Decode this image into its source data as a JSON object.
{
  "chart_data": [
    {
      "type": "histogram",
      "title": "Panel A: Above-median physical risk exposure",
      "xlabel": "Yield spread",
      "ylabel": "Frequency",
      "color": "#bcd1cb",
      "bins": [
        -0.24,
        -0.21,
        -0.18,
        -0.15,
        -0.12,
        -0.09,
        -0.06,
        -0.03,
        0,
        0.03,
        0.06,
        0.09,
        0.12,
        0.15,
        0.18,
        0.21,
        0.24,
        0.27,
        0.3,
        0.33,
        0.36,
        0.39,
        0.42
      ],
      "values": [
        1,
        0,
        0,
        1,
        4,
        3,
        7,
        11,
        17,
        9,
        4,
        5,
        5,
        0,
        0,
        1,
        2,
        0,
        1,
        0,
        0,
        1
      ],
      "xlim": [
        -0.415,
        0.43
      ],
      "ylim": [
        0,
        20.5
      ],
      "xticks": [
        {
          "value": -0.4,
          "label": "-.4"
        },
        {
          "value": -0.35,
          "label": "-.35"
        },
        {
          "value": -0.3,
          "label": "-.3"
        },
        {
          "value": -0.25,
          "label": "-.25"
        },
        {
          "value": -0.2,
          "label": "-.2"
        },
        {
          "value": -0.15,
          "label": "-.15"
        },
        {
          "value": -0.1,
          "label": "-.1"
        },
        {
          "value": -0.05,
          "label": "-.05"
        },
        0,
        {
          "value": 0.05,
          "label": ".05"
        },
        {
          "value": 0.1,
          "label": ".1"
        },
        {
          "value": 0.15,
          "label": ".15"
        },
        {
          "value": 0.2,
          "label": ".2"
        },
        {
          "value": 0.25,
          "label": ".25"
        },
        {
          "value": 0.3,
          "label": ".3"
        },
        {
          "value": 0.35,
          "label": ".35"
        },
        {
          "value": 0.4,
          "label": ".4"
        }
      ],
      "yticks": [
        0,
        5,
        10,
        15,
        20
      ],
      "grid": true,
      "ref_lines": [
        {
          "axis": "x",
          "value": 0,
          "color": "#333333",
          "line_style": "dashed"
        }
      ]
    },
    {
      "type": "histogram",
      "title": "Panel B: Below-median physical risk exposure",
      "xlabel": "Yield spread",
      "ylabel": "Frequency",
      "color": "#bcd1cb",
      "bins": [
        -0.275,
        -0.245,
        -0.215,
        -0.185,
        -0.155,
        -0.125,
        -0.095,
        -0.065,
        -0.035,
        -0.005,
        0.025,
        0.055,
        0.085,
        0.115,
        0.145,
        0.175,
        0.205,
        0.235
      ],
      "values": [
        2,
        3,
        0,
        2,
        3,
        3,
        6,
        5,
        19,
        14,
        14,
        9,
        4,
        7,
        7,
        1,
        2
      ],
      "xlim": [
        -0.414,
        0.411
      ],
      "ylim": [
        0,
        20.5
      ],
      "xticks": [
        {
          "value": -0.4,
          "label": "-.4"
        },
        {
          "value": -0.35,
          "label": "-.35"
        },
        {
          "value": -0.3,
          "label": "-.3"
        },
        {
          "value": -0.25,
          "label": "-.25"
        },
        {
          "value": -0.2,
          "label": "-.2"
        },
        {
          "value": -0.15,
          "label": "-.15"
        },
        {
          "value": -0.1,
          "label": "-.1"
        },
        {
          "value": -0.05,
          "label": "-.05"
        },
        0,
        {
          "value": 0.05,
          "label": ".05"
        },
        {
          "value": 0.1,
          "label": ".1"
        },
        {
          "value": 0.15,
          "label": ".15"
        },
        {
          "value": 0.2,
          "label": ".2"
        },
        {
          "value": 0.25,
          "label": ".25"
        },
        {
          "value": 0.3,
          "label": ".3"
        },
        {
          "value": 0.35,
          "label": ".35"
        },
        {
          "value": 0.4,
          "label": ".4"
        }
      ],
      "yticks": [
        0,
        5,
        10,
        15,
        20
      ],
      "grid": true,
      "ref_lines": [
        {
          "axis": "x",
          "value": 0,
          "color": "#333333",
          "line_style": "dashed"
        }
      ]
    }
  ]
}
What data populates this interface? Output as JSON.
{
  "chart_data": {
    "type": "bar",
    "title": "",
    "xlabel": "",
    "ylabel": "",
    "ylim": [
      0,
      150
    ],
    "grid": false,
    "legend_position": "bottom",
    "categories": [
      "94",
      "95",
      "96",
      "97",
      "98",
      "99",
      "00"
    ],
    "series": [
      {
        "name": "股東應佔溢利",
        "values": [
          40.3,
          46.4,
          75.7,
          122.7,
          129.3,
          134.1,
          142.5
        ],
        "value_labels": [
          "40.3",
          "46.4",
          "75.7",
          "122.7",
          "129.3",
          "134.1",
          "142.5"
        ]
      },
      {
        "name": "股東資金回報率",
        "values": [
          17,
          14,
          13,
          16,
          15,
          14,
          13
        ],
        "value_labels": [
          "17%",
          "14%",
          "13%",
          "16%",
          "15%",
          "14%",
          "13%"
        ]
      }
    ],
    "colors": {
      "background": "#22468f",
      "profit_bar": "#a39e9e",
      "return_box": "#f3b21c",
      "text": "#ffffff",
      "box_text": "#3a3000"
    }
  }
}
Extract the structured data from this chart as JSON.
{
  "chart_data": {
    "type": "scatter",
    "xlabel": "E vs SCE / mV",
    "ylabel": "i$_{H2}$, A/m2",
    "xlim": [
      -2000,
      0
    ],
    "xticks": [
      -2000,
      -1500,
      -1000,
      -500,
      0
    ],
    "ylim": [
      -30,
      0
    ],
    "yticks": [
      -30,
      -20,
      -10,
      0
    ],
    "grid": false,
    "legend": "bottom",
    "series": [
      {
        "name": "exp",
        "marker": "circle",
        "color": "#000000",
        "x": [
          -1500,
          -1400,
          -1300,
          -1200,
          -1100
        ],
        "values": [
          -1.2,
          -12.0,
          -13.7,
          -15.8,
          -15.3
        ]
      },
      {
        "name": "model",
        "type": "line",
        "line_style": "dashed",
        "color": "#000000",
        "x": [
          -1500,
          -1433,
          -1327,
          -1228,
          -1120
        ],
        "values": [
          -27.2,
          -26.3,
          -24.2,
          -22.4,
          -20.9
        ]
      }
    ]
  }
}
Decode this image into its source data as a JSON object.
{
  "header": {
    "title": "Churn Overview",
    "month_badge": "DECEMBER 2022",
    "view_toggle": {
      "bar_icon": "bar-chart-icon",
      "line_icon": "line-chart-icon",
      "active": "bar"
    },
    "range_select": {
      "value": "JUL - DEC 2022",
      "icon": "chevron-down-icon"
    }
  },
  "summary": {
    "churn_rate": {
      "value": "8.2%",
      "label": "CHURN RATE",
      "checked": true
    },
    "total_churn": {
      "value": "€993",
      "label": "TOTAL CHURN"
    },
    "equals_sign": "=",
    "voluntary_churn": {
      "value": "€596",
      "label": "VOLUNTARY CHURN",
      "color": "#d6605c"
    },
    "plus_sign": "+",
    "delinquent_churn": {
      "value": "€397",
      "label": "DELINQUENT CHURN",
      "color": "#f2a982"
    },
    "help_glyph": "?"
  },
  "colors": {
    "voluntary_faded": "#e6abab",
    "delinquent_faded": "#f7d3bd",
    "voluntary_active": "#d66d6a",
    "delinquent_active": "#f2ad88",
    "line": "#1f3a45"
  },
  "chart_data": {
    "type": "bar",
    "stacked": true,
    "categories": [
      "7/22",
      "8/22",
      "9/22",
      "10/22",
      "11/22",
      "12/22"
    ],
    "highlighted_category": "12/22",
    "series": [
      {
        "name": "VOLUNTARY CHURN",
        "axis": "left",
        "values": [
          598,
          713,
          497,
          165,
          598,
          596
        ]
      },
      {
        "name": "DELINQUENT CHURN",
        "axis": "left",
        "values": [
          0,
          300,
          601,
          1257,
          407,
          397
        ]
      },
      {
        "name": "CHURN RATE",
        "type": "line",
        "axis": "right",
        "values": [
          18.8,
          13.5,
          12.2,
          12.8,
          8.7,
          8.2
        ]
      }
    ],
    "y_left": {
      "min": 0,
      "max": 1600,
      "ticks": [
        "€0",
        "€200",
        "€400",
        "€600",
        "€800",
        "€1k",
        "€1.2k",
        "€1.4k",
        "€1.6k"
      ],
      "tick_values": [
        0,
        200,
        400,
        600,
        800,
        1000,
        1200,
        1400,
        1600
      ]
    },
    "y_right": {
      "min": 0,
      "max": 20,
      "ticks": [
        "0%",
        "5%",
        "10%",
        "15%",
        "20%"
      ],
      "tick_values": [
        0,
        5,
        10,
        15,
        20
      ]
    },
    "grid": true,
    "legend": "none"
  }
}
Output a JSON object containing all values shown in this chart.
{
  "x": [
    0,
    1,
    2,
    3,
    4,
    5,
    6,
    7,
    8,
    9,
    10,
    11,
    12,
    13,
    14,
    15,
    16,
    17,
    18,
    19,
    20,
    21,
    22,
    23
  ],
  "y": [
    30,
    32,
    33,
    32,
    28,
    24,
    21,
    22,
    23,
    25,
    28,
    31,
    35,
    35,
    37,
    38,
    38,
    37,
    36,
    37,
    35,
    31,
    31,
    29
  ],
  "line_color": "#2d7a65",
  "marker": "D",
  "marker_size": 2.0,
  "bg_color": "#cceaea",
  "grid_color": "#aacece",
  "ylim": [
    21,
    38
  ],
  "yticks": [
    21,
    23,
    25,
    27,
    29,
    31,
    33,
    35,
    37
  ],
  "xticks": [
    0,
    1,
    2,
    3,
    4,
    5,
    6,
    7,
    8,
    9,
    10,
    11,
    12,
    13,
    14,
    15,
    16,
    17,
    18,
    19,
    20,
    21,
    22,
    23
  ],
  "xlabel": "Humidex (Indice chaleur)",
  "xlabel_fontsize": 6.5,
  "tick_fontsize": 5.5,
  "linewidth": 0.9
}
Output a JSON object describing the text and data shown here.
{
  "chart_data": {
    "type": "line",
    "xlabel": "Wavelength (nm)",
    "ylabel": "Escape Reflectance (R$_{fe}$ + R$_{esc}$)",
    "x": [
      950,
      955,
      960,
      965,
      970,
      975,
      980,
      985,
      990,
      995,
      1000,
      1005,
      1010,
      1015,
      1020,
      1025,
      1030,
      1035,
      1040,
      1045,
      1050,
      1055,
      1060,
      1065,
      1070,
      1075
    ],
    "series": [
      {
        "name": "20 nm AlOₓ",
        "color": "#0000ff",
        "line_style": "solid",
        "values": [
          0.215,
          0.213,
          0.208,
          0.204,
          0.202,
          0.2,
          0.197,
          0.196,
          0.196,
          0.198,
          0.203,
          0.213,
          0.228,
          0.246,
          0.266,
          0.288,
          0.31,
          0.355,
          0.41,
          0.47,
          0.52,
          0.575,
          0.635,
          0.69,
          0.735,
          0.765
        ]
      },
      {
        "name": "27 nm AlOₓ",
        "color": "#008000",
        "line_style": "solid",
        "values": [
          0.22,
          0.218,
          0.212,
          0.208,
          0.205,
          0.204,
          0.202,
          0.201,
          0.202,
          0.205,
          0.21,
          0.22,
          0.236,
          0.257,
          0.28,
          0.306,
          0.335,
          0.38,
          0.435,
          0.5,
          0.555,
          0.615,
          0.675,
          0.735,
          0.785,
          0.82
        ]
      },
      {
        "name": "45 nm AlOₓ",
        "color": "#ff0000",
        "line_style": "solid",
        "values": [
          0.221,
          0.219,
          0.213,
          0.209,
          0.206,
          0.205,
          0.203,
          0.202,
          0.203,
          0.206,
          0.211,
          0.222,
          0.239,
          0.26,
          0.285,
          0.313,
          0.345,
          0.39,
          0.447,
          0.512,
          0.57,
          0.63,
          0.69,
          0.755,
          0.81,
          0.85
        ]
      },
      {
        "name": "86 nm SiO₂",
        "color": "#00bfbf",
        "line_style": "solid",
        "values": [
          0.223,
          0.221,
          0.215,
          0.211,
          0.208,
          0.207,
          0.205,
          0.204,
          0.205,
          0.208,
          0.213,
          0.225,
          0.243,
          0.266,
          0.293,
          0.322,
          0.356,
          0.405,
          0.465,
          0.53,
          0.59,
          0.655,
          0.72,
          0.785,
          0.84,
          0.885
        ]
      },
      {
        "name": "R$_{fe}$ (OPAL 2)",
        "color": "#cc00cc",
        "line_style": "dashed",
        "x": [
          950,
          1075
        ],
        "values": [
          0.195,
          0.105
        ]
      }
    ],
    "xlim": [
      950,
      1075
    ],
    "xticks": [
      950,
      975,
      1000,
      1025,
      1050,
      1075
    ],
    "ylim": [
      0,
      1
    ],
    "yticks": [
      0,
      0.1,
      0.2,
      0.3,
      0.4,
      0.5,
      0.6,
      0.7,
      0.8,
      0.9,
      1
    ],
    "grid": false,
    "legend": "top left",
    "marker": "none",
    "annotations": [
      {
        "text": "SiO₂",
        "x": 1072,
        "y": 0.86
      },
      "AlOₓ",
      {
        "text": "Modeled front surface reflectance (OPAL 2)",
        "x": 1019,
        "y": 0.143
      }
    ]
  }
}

## TASK INSTRUCTIONS
Copy each line of the preceding data that contains the string "icon".

## OUTPUT FOR THIS TASK
      "bar_icon": "bar-chart-icon",
      "line_icon": "line-chart-icon",
      "icon": "chevron-down-icon"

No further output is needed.